(Saved data entries)
++++++++++++++++++++
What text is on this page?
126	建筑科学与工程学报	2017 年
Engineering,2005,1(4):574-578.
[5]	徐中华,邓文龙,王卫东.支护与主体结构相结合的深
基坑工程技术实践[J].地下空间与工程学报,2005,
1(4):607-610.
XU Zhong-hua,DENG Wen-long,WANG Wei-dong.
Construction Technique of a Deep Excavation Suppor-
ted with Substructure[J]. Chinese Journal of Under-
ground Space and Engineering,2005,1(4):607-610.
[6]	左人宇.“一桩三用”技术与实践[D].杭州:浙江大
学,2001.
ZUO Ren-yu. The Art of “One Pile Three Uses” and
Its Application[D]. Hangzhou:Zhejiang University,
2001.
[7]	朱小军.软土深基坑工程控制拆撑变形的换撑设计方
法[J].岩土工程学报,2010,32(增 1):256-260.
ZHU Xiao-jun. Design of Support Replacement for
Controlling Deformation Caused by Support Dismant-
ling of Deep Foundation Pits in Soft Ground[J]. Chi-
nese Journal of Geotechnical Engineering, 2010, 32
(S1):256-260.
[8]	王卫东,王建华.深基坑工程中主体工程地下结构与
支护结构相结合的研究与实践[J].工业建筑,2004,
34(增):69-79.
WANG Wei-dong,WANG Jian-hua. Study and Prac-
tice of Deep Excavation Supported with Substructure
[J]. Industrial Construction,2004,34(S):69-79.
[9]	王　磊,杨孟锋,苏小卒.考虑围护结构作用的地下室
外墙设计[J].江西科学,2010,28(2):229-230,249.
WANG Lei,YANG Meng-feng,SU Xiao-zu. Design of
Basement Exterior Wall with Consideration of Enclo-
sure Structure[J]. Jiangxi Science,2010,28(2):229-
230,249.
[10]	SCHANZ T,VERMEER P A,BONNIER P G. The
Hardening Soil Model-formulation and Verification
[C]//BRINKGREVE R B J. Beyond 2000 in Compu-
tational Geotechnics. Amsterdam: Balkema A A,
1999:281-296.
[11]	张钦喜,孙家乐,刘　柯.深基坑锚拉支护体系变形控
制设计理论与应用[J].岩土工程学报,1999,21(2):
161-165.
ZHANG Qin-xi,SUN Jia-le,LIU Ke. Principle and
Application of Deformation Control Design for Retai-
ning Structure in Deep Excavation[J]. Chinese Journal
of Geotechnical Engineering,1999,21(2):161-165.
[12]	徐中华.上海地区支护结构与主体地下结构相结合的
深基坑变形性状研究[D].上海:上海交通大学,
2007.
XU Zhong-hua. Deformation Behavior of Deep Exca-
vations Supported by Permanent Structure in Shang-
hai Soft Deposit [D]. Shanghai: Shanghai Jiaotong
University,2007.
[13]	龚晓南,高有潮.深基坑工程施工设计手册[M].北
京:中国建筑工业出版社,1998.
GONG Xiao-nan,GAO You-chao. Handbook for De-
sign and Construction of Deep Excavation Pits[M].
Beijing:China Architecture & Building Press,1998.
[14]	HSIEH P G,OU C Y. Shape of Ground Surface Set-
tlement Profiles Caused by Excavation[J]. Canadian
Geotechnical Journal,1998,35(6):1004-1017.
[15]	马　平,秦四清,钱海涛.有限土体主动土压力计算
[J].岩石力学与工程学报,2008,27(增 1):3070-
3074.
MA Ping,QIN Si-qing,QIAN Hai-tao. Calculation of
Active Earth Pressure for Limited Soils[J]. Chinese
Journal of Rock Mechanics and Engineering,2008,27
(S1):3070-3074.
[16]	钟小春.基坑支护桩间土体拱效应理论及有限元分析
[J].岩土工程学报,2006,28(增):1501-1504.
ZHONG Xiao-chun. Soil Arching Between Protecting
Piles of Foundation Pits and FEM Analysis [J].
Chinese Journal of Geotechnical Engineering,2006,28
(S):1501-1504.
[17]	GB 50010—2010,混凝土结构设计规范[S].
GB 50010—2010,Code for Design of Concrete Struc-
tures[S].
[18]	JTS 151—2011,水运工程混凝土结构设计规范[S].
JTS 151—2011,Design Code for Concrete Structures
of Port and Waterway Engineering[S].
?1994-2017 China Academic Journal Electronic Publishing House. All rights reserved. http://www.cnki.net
++++++++++++++++++++
# [REQUEST]
Write out the entries in full, exactly as given.

# [RESULT OF THE TASK]
What text is on this page?
126	建筑科学与工程学报	2017 年
Engineering,2005,1(4):574-578.
[5]	徐中华,邓文龙,王卫东.支护与主体结构相结合的深
基坑工程技术实践[J].地下空间与工程学报,2005,
1(4):607-610.
XU Zhong-hua,DENG Wen-long,WANG Wei-dong.
Construction Technique of a Deep Excavation Suppor-
ted with Substructure[J]. Chinese Journal of Under-
ground Space and Engineering,2005,1(4):607-610.
[6]	左人宇.“一桩三用”技术与实践[D].杭州:浙江大
学,2001.
ZUO Ren-yu. The Art of “One Pile Three Uses” and
Its Application[D]. Hangzhou:Zhejiang University,
2001.
[7]	朱小军.软土深基坑工程控制拆撑变形的换撑设计方
法[J].岩土工程学报,2010,32(增 1):256-260.
ZHU Xiao-jun. Design of Support Replacement for
Controlling Deformation Caused by Support Dismant-
ling of Deep Foundation Pits in Soft Ground[J]. Chi-
nese Journal of Geotechnical Engineering, 2010, 32
(S1):256-260.
[8]	王卫东,王建华.深基坑工程中主体工程地下结构与
支护结构相结合的研究与实践[J].工业建筑,2004,
34(增):69-79.
WANG Wei-dong,WANG Jian-hua. Study and Prac-
tice of Deep Excavation Supported with Substructure
[J]. Industrial Construction,2004,34(S):69-79.
[9]	王　磊,杨孟锋,苏小卒.考虑围护结构作用的地下室
外墙设计[J].江西科学,2010,28(2):229-230,249.
WANG Lei,YANG Meng-feng,SU Xiao-zu. Design of
Basement Exterior Wall with Consideration of Enclo-
sure Structure[J]. Jiangxi Science,2010,28(2):229-
230,249.
[10]	SCHANZ T,VERMEER P A,BONNIER P G. The
Hardening Soil Model-formulation and Verification
[C]//BRINKGREVE R B J. Beyond 2000 in Compu-
tational Geotechnics. Amsterdam: Balkema A A,
1999:281-296.
[11]	张钦喜,孙家乐,刘　柯.深基坑锚拉支护体系变形控
制设计理论与应用[J].岩土工程学报,1999,21(2):
161-165.
ZHANG Qin-xi,SUN Jia-le,LIU Ke. Principle and
Application of Deformation Control Design for Retai-
ning Structure in Deep Excavation[J]. Chinese Journal
of Geotechnical Engineering,1999,21(2):161-165.
[12]	徐中华.上海地区支护结构与主体地下结构相结合的
深基坑变形性状研究[D].上海:上海交通大学,
2007.
XU Zhong-hua. Deformation Behavior of Deep Exca-
vations Supported by Permanent Structure in Shang-
hai Soft Deposit [D]. Shanghai: Shanghai Jiaotong
University,2007.
[13]	龚晓南,高有潮.深基坑工程施工设计手册[M].北
京:中国建筑工业出版社,1998.
GONG Xiao-nan,GAO You-chao. Handbook for De-
sign and Construction of Deep Excavation Pits[M].
Beijing:China Architecture & Building Press,1998.
[14]	HSIEH P G,OU C Y. Shape of Ground Surface Set-
tlement Profiles Caused by Excavation[J]. Canadian
Geotechnical Journal,1998,35(6):1004-1017.
[15]	马　平,秦四清,钱海涛.有限土体主动土压力计算
[J].岩石力学与工程学报,2008,27(增 1):3070-
3074.
MA Ping,QIN Si-qing,QIAN Hai-tao. Calculation of
Active Earth Pressure for Limited Soils[J]. Chinese
Journal of Rock Mechanics and Engineering,2008,27
(S1):3070-3074.
[16]	钟小春.基坑支护桩间土体拱效应理论及有限元分析
[J].岩土工程学报,2006,28(增):1501-1504.
ZHONG Xiao-chun. Soil Arching Between Protecting
Piles of Foundation Pits and FEM Analysis [J].
Chinese Journal of Geotechnical Engineering,2006,28
(S):1501-1504.
[17]	GB 50010—2010,混凝土结构设计规范[S].
GB 50010—2010,Code for Design of Concrete Struc-
tures[S].
[18]	JTS 151—2011,水运工程混凝土结构设计规范[S].
JTS 151—2011,Design Code for Concrete Structures
of Port and Waterway Engineering[S].
?1994-2017 China Academic Journal Electronic Publishing House. All rights reserved. http://www.cnki.net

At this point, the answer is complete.